Problem to work on: Run through the records and show each line that includes the string "well".
***** Material shown
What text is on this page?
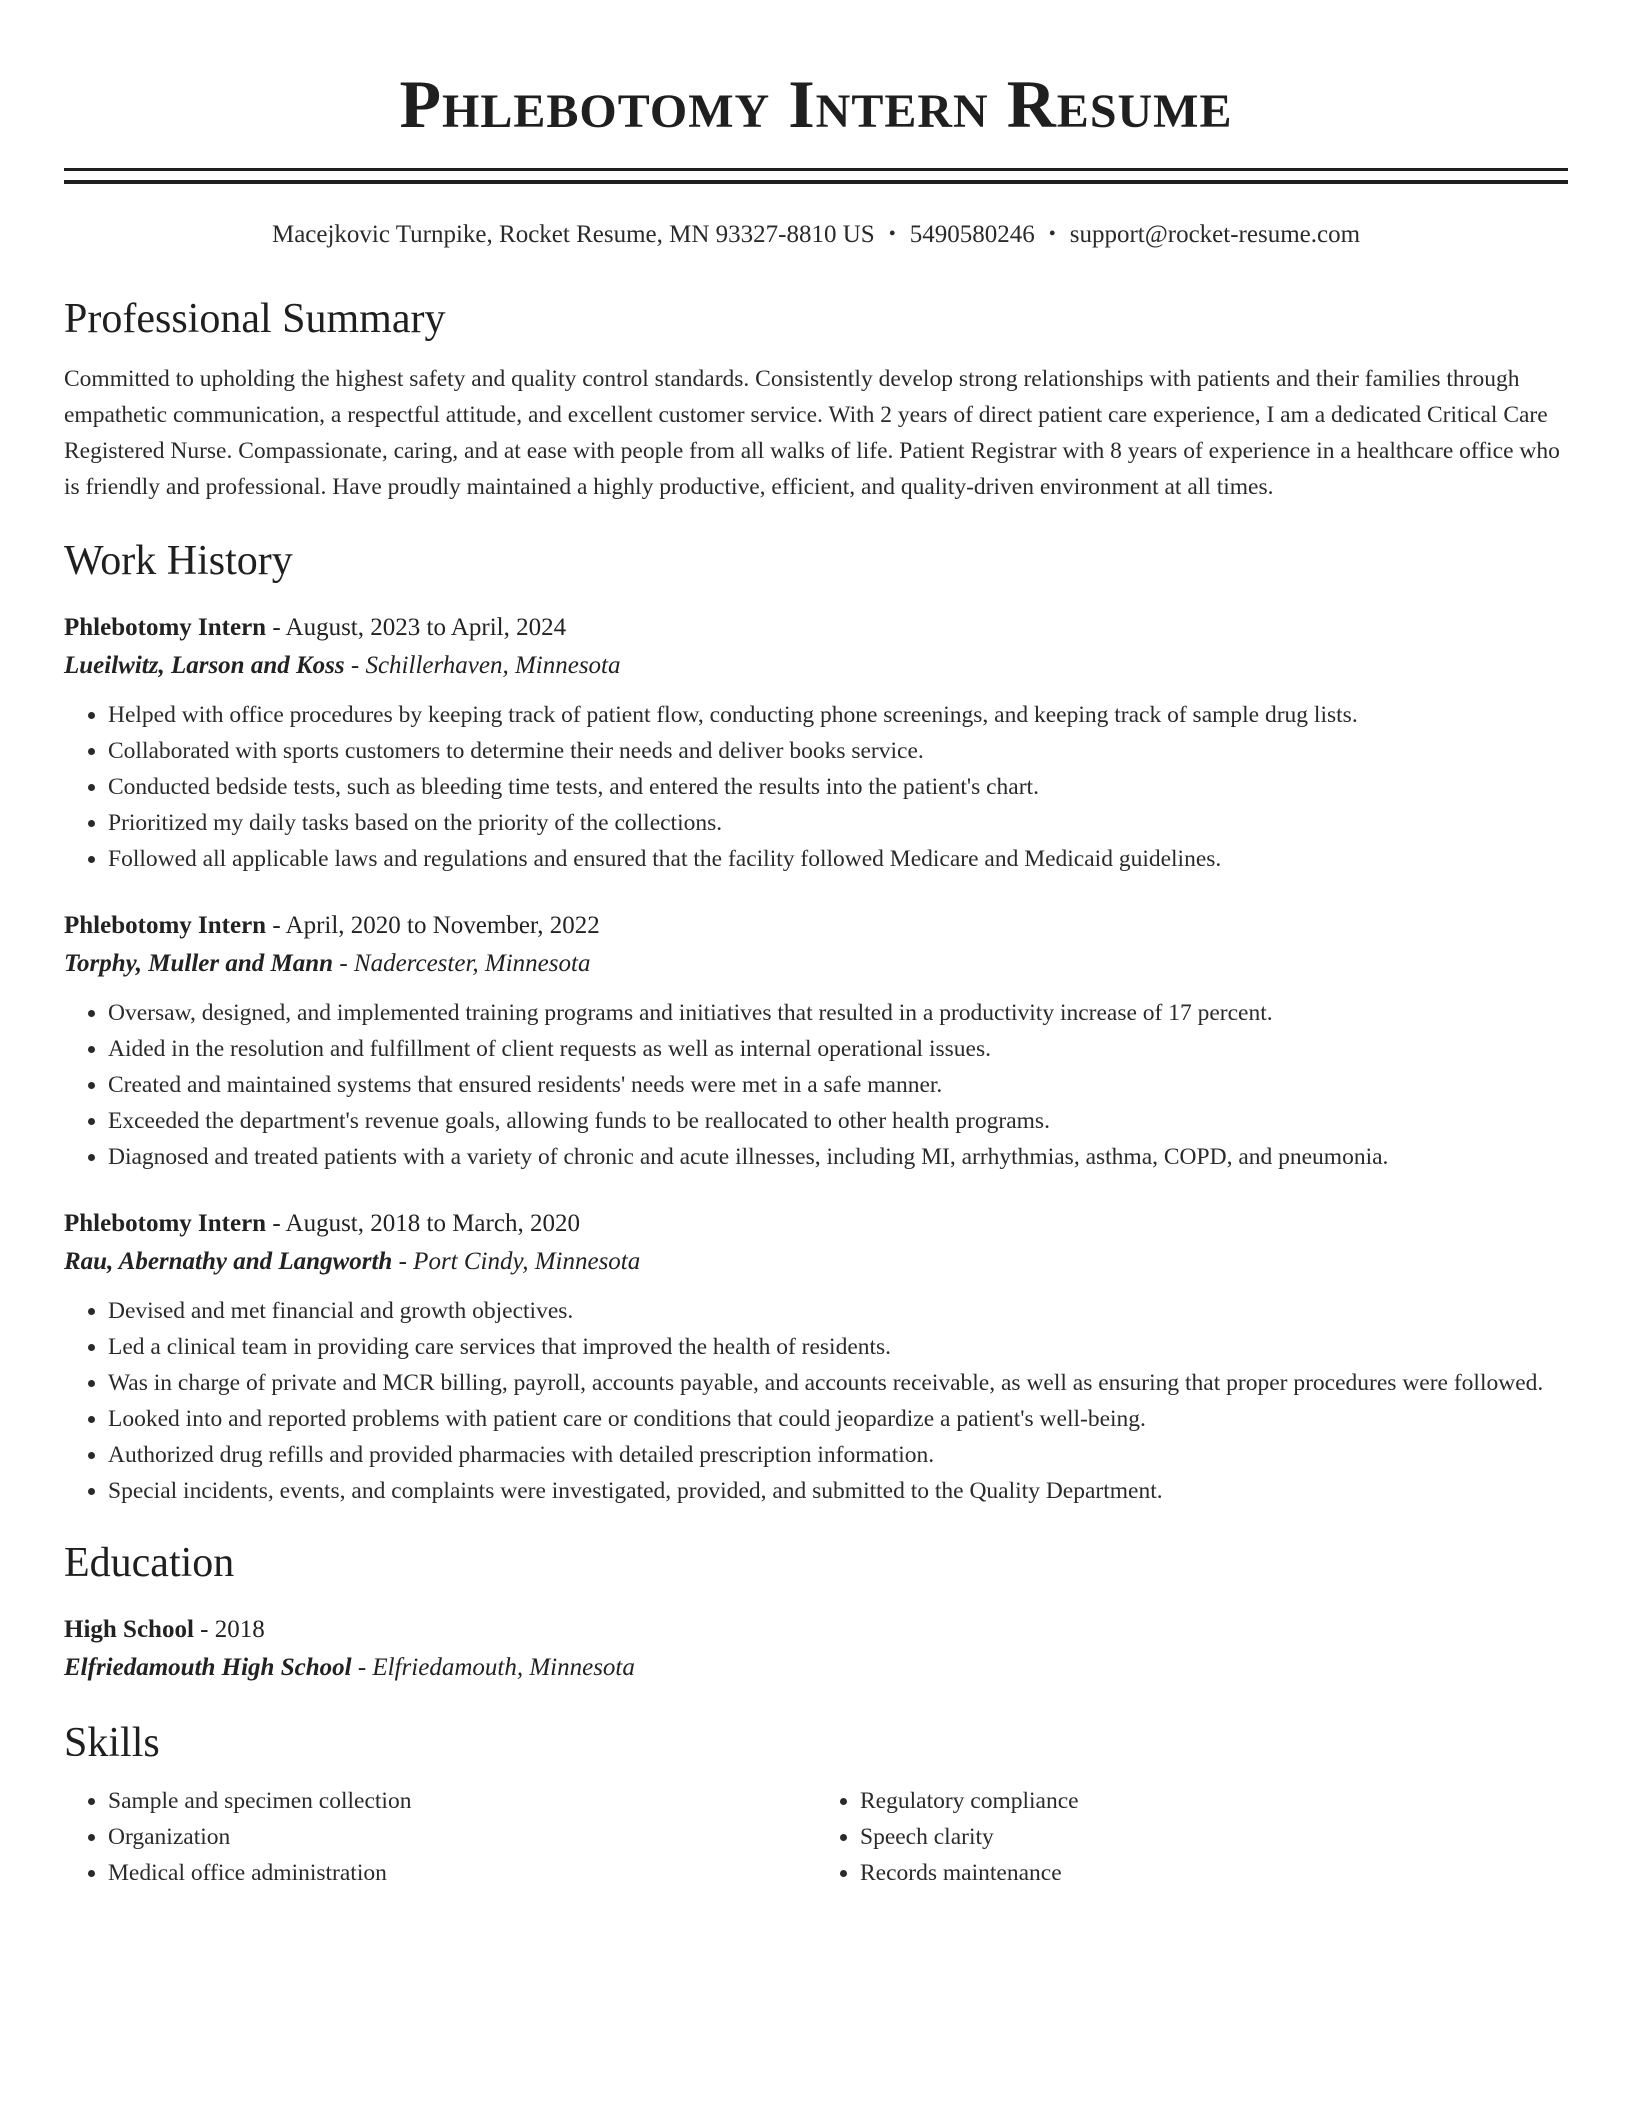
Phlebotomy Intern Resume
Macejkovic Turnpike, Rocket Resume, MN 93327-8810 US • 5490580246 • support@rocket-resume.com
Professional Summary
Committed to upholding the highest safety and quality control standards. Consistently develop strong relationships with patients and their families through empathetic communication, a respectful attitude, and excellent customer service. With 2 years of direct patient care experience, I am a dedicated Critical Care Registered Nurse. Compassionate, caring, and at ease with people from all walks of life. Patient Registrar with 8 years of experience in a healthcare office who is friendly and professional. Have proudly maintained a highly productive, efficient, and quality-driven environment at all times.
Work History
Phlebotomy Intern - August, 2023 to April, 2024
Lueilwitz, Larson and Koss - Schillerhaven, Minnesota
• Helped with office procedures by keeping track of patient flow, conducting phone screenings, and keeping track of sample drug lists.
• Collaborated with sports customers to determine their needs and deliver books service.
• Conducted bedside tests, such as bleeding time tests, and entered the results into the patient's chart.
• Prioritized my daily tasks based on the priority of the collections.
• Followed all applicable laws and regulations and ensured that the facility followed Medicare and Medicaid guidelines.
Phlebotomy Intern - April, 2020 to November, 2022
Torphy, Muller and Mann - Nadercester, Minnesota
• Oversaw, designed, and implemented training programs and initiatives that resulted in a productivity increase of 17 percent.
• Aided in the resolution and fulfillment of client requests as well as internal operational issues.
• Created and maintained systems that ensured residents' needs were met in a safe manner.
• Exceeded the department's revenue goals, allowing funds to be reallocated to other health programs.
• Diagnosed and treated patients with a variety of chronic and acute illnesses, including MI, arrhythmias, asthma, COPD, and pneumonia.
Phlebotomy Intern - August, 2018 to March, 2020
Rau, Abernathy and Langworth - Port Cindy, Minnesota
• Devised and met financial and growth objectives.
• Led a clinical team in providing care services that improved the health of residents.
• Was in charge of private and MCR billing, payroll, accounts payable, and accounts receivable, as well as ensuring that proper procedures were followed.
• Looked into and reported problems with patient care or conditions that could jeopardize a patient's well-being.
• Authorized drug refills and provided pharmacies with detailed prescription information.
• Special incidents, events, and complaints were investigated, provided, and submitted to the Quality Department.
Education
High School - 2018
Elfriedamouth High School - Elfriedamouth, Minnesota
Skills
• Sample and specimen collection
• Organization
• Medical office administration
• Regulatory compliance
• Speech clarity
• Records maintenance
**********
Answer to the exercise:
• Aided in the resolution and fulfillment of client requests as well as internal operational issues.
• Was in charge of private and MCR billing, payroll, accounts payable, and accounts receivable, as well as ensuring that proper procedures were followed.
• Looked into and reported problems with patient care or conditions that could jeopardize a patient's well-being.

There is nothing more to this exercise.